--- Instructions for the task ---
Express the lines of each of the following records as a JSON list of strings, with one string per line and blank lines omitted.

--- Extracted records ---
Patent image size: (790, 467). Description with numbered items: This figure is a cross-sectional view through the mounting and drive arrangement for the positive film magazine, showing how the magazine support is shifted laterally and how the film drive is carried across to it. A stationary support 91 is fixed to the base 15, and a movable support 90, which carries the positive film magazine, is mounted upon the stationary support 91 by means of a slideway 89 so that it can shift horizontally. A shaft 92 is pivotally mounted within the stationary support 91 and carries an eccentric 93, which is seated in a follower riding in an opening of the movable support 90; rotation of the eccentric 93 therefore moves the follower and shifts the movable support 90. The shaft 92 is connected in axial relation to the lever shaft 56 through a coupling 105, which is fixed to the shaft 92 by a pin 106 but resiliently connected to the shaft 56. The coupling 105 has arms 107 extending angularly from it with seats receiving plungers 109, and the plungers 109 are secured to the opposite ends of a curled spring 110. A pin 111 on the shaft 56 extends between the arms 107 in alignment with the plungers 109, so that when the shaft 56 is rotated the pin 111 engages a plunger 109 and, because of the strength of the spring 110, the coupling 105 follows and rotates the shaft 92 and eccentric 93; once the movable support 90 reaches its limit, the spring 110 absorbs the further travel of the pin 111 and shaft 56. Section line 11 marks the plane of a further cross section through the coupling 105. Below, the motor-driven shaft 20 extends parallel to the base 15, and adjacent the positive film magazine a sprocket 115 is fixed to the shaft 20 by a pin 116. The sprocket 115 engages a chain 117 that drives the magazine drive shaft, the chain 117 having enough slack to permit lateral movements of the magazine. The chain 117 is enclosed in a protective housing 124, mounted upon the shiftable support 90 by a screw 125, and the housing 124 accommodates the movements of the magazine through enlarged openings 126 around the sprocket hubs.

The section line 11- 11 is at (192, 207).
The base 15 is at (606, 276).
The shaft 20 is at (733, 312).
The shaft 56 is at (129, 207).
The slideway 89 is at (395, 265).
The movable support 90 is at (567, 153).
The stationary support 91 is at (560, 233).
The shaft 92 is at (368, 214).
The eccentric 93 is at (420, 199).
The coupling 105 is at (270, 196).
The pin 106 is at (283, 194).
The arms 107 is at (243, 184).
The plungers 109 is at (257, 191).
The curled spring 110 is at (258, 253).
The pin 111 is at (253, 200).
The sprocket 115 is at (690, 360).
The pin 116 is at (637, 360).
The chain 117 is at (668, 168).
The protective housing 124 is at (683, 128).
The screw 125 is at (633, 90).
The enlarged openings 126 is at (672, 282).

--- Complete output ---
[
  "Patent image size: (790, 467). Description with numbered items: This figure is a cross-sectional view through the mounting and drive arrangement for the positive film magazine, showing how the magazine support is shifted laterally and how the film drive is carried across to it. A stationary support 91 is fixed to the base 15, and a movable support 90, which carries the positive film magazine, is mounted upon the stationary support 91 by means of a slideway 89 so that it can shift horizontally. A shaft 92 is pivotally mounted within the stationary support 91 and carries an eccentric 93, which is seated in a follower riding in an opening of the movable support 90; rotation of the eccentric 93 therefore moves the follower and shifts the movable support 90. The shaft 92 is connected in axial relation to the lever shaft 56 through a coupling 105, which is fixed to the shaft 92 by a pin 106 but resiliently connected to the shaft 56. The coupling 105 has arms 107 extending angularly from it with seats receiving plungers 109, and the plungers 109 are secured to the opposite ends of a curled spring 110. A pin 111 on the shaft 56 extends between the arms 107 in alignment with the plungers 109, so that when the shaft 56 is rotated the pin 111 engages a plunger 109 and, because of the strength of the spring 110, the coupling 105 follows and rotates the shaft 92 and eccentric 93; once the movable support 90 reaches its limit, the spring 110 absorbs the further travel of the pin 111 and shaft 56. Section line 11 marks the plane of a further cross section through the coupling 105. Below, the motor-driven shaft 20 extends parallel to the base 15, and adjacent the positive film magazine a sprocket 115 is fixed to the shaft 20 by a pin 116. The sprocket 115 engages a chain 117 that drives the magazine drive shaft, the chain 117 having enough slack to permit lateral movements of the magazine. The chain 117 is enclosed in a protective housing 124, mounted upon the shiftable support 90 by a screw 125, and the housing 124 accommodates the movements of the magazine through enlarged openings 126 around the sprocket hubs.",
  "The section line 11- 11 is at (192, 207).",
  "The base 15 is at (606, 276).",
  "The shaft 20 is at (733, 312).",
  "The shaft 56 is at (129, 207).",
  "The slideway 89 is at (395, 265).",
  "The movable support 90 is at (567, 153).",
  "The stationary support 91 is at (560, 233).",
  "The shaft 92 is at (368, 214).",
  "The eccentric 93 is at (420, 199).",
  "The coupling 105 is at (270, 196).",
  "The pin 106 is at (283, 194).",
  "The arms 107 is at (243, 184).",
  "The plungers 109 is at (257, 191).",
  "The curled spring 110 is at (258, 253).",
  "The pin 111 is at (253, 200).",
  "The sprocket 115 is at (690, 360).",
  "The pin 116 is at (637, 360).",
  "The chain 117 is at (668, 168).",
  "The protective housing 124 is at (683, 128).",
  "The screw 125 is at (633, 90).",
  "The enlarged openings 126 is at (672, 282)."
]